# [Problem details]
Check each line of the data below for the word "present", then extract the ones that have it.

# [Provided material]
──────────
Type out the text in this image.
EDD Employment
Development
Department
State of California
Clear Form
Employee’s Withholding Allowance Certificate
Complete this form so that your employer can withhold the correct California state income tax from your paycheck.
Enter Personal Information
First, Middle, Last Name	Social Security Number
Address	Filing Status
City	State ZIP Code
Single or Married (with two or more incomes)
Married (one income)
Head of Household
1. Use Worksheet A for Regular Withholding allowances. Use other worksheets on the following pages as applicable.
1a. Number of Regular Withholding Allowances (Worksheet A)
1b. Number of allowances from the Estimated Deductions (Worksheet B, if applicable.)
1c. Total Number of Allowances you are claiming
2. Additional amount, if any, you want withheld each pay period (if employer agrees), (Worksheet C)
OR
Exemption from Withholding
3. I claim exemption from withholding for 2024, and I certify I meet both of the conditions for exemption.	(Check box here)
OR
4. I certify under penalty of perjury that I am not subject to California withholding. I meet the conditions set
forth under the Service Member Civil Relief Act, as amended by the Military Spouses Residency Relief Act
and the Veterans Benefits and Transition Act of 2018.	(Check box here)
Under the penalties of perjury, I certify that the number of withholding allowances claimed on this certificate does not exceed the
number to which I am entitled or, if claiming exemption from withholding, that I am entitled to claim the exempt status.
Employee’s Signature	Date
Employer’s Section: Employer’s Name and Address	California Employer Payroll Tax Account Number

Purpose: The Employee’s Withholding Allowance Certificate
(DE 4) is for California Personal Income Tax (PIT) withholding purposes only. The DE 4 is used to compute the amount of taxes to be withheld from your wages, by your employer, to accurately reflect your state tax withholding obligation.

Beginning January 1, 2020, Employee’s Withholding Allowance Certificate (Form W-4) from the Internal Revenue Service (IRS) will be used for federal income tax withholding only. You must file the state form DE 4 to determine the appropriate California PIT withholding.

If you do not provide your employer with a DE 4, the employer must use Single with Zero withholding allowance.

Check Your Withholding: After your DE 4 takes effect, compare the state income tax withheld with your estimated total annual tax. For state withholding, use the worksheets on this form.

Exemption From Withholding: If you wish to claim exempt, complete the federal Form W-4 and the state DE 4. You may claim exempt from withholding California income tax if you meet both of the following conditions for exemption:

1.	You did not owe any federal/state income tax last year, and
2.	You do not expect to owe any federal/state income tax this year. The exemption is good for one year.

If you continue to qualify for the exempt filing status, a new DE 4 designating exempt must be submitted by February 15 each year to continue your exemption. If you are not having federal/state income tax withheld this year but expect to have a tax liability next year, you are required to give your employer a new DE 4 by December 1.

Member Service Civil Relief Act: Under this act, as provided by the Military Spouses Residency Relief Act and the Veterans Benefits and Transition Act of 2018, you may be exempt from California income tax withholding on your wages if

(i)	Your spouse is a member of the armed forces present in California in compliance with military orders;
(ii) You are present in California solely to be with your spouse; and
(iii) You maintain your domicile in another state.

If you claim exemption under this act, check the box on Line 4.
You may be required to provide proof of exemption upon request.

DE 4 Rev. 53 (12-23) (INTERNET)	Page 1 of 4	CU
──────────
# [Task response]
(i)	Your spouse is a member of the armed forces present in California in compliance with military orders;
(ii) You are present in California solely to be with your spouse; and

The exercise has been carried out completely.